>>>
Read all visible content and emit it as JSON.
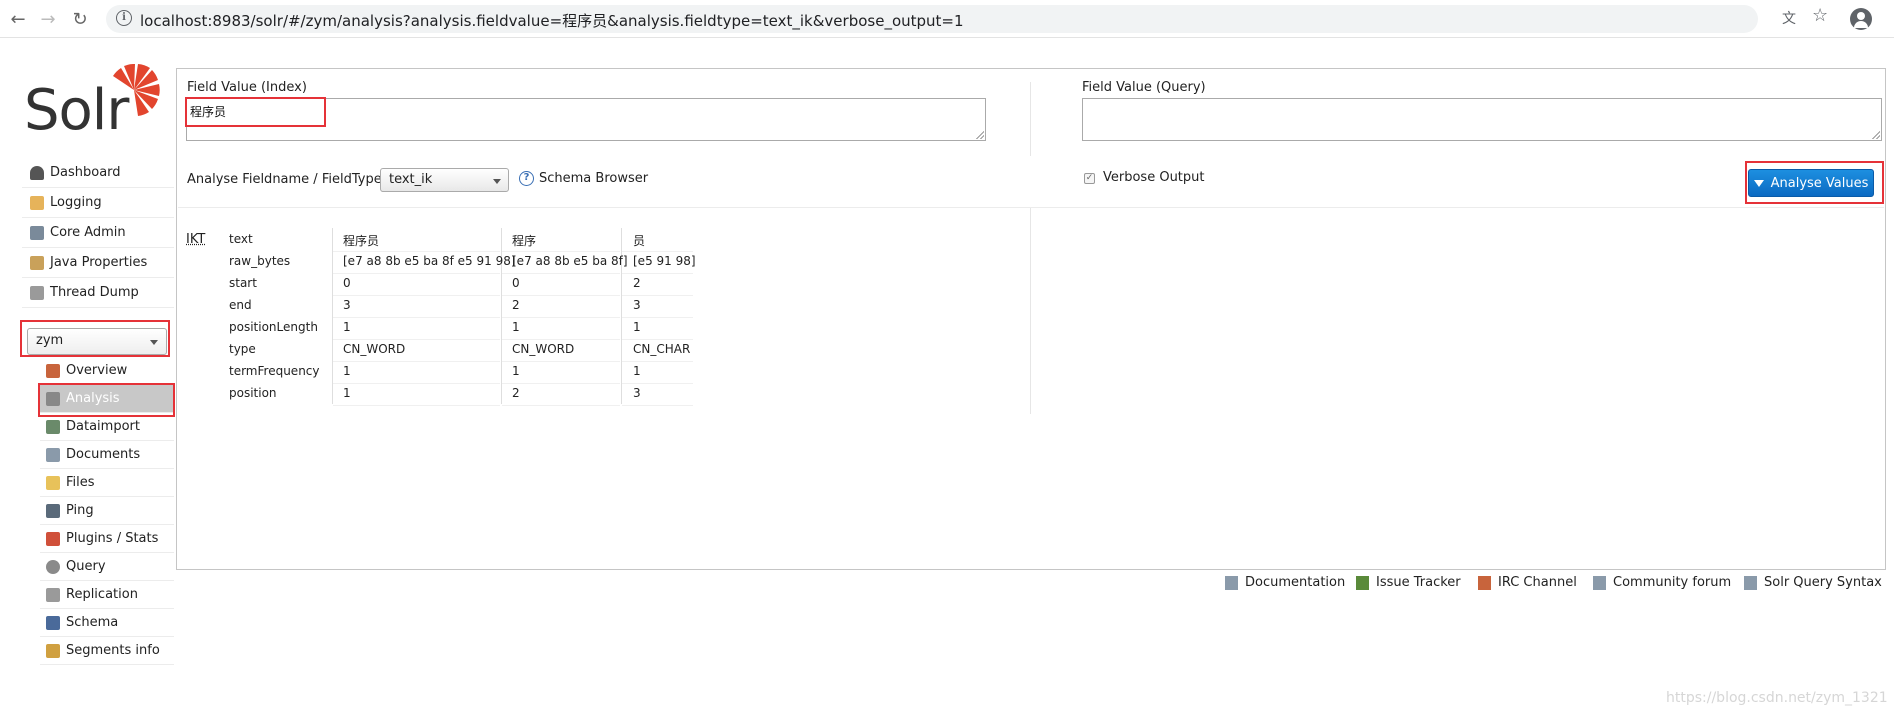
{
  "browser": {
    "back": "←",
    "forward": "→",
    "reload": "↻",
    "url": "localhost:8983/solr/#/zym/analysis?analysis.fieldvalue=程序员&analysis.fieldtype=text_ik&verbose_output=1",
    "translate": "文",
    "star": "☆"
  },
  "logo": {
    "text": "Solr"
  },
  "nav": {
    "main": [
      {
        "name": "dashboard",
        "label": "Dashboard",
        "color": "#555555"
      },
      {
        "name": "logging",
        "label": "Logging",
        "color": "#e6b35a"
      },
      {
        "name": "core-admin",
        "label": "Core Admin",
        "color": "#7a8a9a"
      },
      {
        "name": "java-properties",
        "label": "Java Properties",
        "color": "#c9a15a"
      },
      {
        "name": "thread-dump",
        "label": "Thread Dump",
        "color": "#9a9a9a"
      }
    ],
    "core_selector": {
      "selected": "zym"
    },
    "core": [
      {
        "name": "overview",
        "label": "Overview",
        "color": "#c8643c"
      },
      {
        "name": "analysis",
        "label": "Analysis",
        "color": "#888888",
        "active": true
      },
      {
        "name": "dataimport",
        "label": "Dataimport",
        "color": "#6a8a6a"
      },
      {
        "name": "documents",
        "label": "Documents",
        "color": "#8a9aaa"
      },
      {
        "name": "files",
        "label": "Files",
        "color": "#e8c25a"
      },
      {
        "name": "ping",
        "label": "Ping",
        "color": "#5a6a7a"
      },
      {
        "name": "plugins-stats",
        "label": "Plugins / Stats",
        "color": "#d0503a"
      },
      {
        "name": "query",
        "label": "Query",
        "color": "#8a8a8a"
      },
      {
        "name": "replication",
        "label": "Replication",
        "color": "#9a9a9a"
      },
      {
        "name": "schema",
        "label": "Schema",
        "color": "#4a6a9a"
      },
      {
        "name": "segments-info",
        "label": "Segments info",
        "color": "#d0a040"
      }
    ]
  },
  "analysis": {
    "index_label": "Field Value (Index)",
    "index_value": "程序员",
    "query_label": "Field Value (Query)",
    "query_value": "",
    "fieldtype_label": "Analyse Fieldname / FieldType:",
    "fieldtype_value": "text_ik",
    "schema_browser": "Schema Browser",
    "help_glyph": "?",
    "verbose_label": "Verbose Output",
    "verbose_checked": "✓",
    "analyse_button": "Analyse Values"
  },
  "tokens": {
    "tokenizer": "IKT",
    "rows": [
      "text",
      "raw_bytes",
      "start",
      "end",
      "positionLength",
      "type",
      "termFrequency",
      "position"
    ],
    "columns": [
      [
        "程序员",
        "[e7 a8 8b e5 ba 8f e5 91 98]",
        "0",
        "3",
        "1",
        "CN_WORD",
        "1",
        "1"
      ],
      [
        "程序",
        "[e7 a8 8b e5 ba 8f]",
        "0",
        "2",
        "1",
        "CN_WORD",
        "1",
        "2"
      ],
      [
        "员",
        "[e5 91 98]",
        "2",
        "3",
        "1",
        "CN_CHAR",
        "1",
        "3"
      ]
    ]
  },
  "footer": [
    {
      "name": "documentation",
      "label": "Documentation",
      "color": "#8a9aaa"
    },
    {
      "name": "issue-tracker",
      "label": "Issue Tracker",
      "color": "#5a8a3a"
    },
    {
      "name": "irc-channel",
      "label": "IRC Channel",
      "color": "#c8643c"
    },
    {
      "name": "community-forum",
      "label": "Community forum",
      "color": "#8a9aaa"
    },
    {
      "name": "solr-query-syntax",
      "label": "Solr Query Syntax",
      "color": "#8a9aaa"
    }
  ],
  "watermark": "https://blog.csdn.net/zym_1321",
  "colors": {
    "accent": "#0b6ac2",
    "highlight": "#e53238",
    "logo": "#e2452e"
  }
}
<<<
# Exercise task
Reproduce all of the material exactly, apart from the pictures.

# Task answer
Read all visible content and emit it as JSON.
{
  "browser": {
    "back": "←",
    "forward": "→",
    "reload": "↻",
    "url": "localhost:8983/solr/#/zym/analysis?analysis.fieldvalue=程序员&analysis.fieldtype=text_ik&verbose_output=1",
    "translate": "文",
    "star": "☆"
  },
  "logo": {
    "text": "Solr"
  },
  "nav": {
    "main": [
      {
        "name": "dashboard",
        "label": "Dashboard",
        "color": "#555555"
      },
      {
        "name": "logging",
        "label": "Logging",
        "color": "#e6b35a"
      },
      {
        "name": "core-admin",
        "label": "Core Admin",
        "color": "#7a8a9a"
      },
      {
        "name": "java-properties",
        "label": "Java Properties",
        "color": "#c9a15a"
      },
      {
        "name": "thread-dump",
        "label": "Thread Dump",
        "color": "#9a9a9a"
      }
    ],
    "core_selector": {
      "selected": "zym"
    },
    "core": [
      {
        "name": "overview",
        "label": "Overview",
        "color": "#c8643c"
      },
      {
        "name": "analysis",
        "label": "Analysis",
        "color": "#888888",
        "active": true
      },
      {
        "name": "dataimport",
        "label": "Dataimport",
        "color": "#6a8a6a"
      },
      {
        "name": "documents",
        "label": "Documents",
        "color": "#8a9aaa"
      },
      {
        "name": "files",
        "label": "Files",
        "color": "#e8c25a"
      },
      {
        "name": "ping",
        "label": "Ping",
        "color": "#5a6a7a"
      },
      {
        "name": "plugins-stats",
        "label": "Plugins / Stats",
        "color": "#d0503a"
      },
      {
        "name": "query",
        "label": "Query",
        "color": "#8a8a8a"
      },
      {
        "name": "replication",
        "label": "Replication",
        "color": "#9a9a9a"
      },
      {
        "name": "schema",
        "label": "Schema",
        "color": "#4a6a9a"
      },
      {
        "name": "segments-info",
        "label": "Segments info",
        "color": "#d0a040"
      }
    ]
  },
  "analysis": {
    "index_label": "Field Value (Index)",
    "index_value": "程序员",
    "query_label": "Field Value (Query)",
    "query_value": "",
    "fieldtype_label": "Analyse Fieldname / FieldType:",
    "fieldtype_value": "text_ik",
    "schema_browser": "Schema Browser",
    "help_glyph": "?",
    "verbose_label": "Verbose Output",
    "verbose_checked": "✓",
    "analyse_button": "Analyse Values"
  },
  "tokens": {
    "tokenizer": "IKT",
    "rows": [
      "text",
      "raw_bytes",
      "start",
      "end",
      "positionLength",
      "type",
      "termFrequency",
      "position"
    ],
    "columns": [
      [
        "程序员",
        "[e7 a8 8b e5 ba 8f e5 91 98]",
        "0",
        "3",
        "1",
        "CN_WORD",
        "1",
        "1"
      ],
      [
        "程序",
        "[e7 a8 8b e5 ba 8f]",
        "0",
        "2",
        "1",
        "CN_WORD",
        "1",
        "2"
      ],
      [
        "员",
        "[e5 91 98]",
        "2",
        "3",
        "1",
        "CN_CHAR",
        "1",
        "3"
      ]
    ]
  },
  "footer": [
    {
      "name": "documentation",
      "label": "Documentation",
      "color": "#8a9aaa"
    },
    {
      "name": "issue-tracker",
      "label": "Issue Tracker",
      "color": "#5a8a3a"
    },
    {
      "name": "irc-channel",
      "label": "IRC Channel",
      "color": "#c8643c"
    },
    {
      "name": "community-forum",
      "label": "Community forum",
      "color": "#8a9aaa"
    },
    {
      "name": "solr-query-syntax",
      "label": "Solr Query Syntax",
      "color": "#8a9aaa"
    }
  ],
  "watermark": "https://blog.csdn.net/zym_1321",
  "colors": {
    "accent": "#0b6ac2",
    "highlight": "#e53238",
    "logo": "#e2452e"
  }
}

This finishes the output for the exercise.